Stored data
----------------------------------------

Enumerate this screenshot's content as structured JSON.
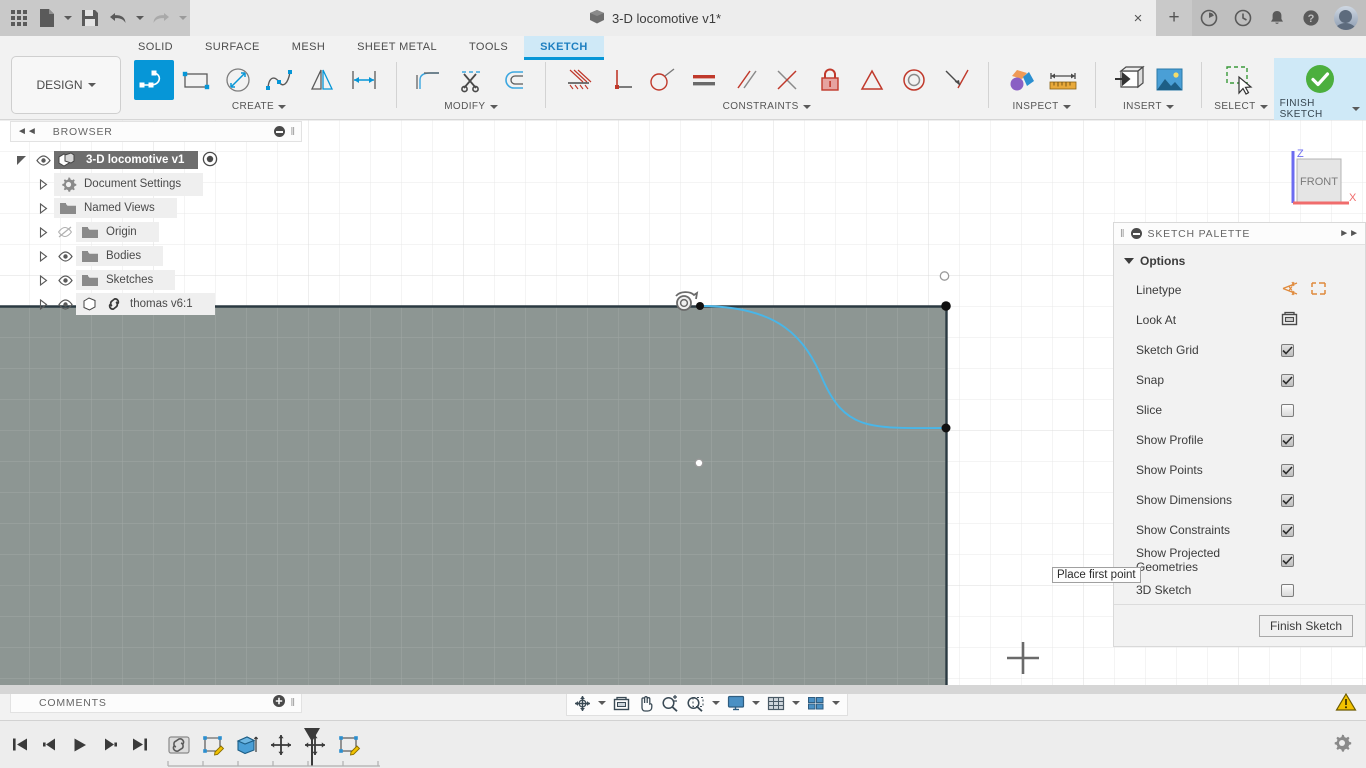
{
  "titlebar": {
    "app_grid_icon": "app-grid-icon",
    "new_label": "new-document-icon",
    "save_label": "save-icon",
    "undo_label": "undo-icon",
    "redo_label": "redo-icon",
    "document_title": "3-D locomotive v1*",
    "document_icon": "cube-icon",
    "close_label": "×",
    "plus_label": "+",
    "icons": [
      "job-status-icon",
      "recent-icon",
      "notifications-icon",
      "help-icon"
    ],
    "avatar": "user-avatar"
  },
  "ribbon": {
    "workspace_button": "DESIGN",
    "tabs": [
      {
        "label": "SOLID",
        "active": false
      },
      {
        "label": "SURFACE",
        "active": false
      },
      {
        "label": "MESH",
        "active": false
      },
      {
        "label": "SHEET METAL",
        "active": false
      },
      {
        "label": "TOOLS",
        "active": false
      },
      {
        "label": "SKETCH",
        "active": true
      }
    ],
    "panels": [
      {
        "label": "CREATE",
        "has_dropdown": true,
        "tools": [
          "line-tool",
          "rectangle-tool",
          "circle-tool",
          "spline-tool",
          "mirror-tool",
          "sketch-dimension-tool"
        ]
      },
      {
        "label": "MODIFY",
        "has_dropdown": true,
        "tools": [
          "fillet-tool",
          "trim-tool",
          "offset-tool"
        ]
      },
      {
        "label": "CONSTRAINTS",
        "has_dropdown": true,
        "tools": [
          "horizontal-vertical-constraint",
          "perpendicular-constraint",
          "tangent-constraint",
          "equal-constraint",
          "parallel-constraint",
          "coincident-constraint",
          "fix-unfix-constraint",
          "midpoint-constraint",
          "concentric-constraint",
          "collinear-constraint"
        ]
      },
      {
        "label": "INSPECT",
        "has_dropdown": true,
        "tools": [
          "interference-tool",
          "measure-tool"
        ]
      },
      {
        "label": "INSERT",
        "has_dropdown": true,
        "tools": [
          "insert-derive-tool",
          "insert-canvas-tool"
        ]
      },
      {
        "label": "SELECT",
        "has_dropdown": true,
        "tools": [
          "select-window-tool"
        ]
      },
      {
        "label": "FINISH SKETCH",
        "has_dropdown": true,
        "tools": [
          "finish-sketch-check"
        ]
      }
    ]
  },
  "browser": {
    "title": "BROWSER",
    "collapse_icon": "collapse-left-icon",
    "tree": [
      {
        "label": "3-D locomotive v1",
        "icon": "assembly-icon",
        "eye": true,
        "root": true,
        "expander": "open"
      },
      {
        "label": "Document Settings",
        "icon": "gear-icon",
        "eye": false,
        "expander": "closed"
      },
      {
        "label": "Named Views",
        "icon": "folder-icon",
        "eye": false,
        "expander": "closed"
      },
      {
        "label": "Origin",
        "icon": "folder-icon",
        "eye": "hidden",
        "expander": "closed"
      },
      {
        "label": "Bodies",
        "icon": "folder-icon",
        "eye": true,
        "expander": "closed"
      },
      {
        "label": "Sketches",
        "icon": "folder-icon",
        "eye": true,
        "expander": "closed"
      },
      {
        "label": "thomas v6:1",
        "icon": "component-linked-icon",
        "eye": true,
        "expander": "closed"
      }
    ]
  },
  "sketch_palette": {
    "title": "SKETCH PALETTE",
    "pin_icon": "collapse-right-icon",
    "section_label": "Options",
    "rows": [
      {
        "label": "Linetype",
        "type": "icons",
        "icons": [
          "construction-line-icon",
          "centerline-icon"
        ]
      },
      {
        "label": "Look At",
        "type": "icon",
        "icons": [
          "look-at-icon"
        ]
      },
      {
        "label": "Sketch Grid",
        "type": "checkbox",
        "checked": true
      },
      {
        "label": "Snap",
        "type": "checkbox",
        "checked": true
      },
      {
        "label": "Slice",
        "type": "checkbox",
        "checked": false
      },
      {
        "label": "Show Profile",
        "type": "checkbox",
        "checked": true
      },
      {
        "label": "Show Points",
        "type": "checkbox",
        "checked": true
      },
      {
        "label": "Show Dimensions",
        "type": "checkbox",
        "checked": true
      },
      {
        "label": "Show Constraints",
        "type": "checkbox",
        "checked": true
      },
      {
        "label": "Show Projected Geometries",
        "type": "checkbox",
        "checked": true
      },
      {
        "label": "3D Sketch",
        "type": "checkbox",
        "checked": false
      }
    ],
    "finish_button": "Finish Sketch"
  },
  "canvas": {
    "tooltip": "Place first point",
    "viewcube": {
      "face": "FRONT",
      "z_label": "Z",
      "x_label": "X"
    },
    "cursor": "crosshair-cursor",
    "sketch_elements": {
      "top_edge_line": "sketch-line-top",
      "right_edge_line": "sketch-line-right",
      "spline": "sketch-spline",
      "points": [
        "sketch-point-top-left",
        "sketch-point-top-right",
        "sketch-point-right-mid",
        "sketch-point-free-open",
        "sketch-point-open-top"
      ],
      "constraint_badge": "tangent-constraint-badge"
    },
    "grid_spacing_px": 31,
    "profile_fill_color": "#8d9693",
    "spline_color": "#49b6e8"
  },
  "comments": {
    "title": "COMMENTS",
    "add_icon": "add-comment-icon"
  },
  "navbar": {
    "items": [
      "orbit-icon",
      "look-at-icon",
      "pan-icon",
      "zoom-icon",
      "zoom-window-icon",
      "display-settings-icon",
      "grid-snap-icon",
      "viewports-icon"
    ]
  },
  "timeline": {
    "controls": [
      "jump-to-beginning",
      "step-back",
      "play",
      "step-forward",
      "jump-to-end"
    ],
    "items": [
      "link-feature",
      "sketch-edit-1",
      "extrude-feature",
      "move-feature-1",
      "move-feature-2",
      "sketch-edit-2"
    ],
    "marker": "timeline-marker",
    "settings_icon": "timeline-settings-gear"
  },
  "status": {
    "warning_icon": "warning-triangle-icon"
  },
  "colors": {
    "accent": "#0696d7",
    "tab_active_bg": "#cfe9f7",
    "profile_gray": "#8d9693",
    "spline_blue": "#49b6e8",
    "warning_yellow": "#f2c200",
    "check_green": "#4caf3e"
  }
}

----------------------------------------

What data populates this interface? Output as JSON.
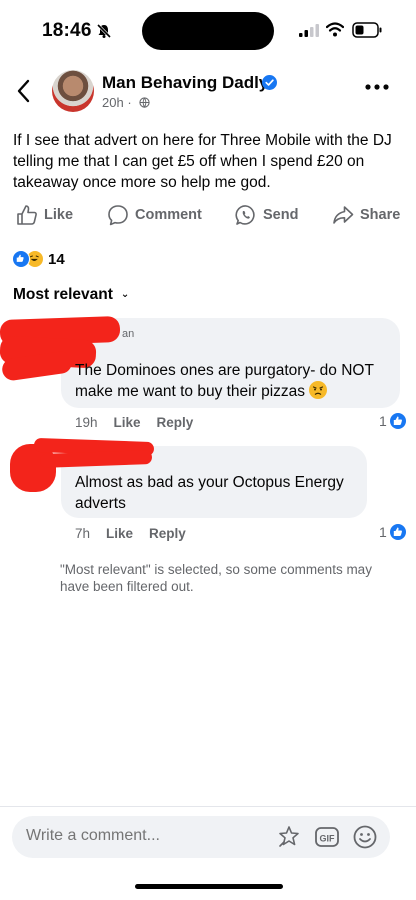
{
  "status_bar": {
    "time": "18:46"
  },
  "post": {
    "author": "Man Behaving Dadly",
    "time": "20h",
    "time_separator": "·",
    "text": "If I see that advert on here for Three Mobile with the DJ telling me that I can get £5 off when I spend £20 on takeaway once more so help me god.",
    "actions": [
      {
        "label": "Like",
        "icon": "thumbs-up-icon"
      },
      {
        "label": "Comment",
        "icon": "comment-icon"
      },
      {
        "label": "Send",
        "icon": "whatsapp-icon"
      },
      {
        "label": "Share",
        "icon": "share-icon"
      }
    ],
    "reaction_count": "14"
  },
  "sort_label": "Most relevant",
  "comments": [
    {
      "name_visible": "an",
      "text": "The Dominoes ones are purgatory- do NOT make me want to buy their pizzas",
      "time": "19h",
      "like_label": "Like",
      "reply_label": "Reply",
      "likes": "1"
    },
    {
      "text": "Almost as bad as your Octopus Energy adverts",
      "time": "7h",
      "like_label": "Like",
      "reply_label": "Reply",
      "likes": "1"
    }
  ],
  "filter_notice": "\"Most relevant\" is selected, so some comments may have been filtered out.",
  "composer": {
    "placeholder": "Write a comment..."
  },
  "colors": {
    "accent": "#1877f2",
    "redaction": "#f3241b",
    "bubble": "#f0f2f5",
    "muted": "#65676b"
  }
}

----------------------------------------

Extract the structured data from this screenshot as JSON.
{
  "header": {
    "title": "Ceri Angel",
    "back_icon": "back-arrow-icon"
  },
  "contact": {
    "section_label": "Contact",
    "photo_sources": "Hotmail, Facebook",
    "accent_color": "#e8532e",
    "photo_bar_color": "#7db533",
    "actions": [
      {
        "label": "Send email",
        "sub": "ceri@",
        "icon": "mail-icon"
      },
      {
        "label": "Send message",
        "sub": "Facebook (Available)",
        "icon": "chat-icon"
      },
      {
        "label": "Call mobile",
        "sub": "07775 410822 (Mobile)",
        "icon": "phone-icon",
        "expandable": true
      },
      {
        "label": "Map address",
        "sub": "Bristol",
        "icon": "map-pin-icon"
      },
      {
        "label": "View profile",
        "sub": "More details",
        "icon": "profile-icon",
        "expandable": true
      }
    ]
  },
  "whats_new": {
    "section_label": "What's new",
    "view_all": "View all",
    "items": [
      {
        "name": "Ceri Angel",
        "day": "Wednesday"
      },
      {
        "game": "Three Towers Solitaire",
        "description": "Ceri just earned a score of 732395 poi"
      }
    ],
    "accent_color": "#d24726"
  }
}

----------------------------------------

**WHAT IS REQUIRED**
Look through the data above. Each line containing the word "locomotive" needs to be copied.

**SOLUTION TO THE PROBLEM**
    "document_title": "3-D locomotive v1*",
        "label": "3-D locomotive v1",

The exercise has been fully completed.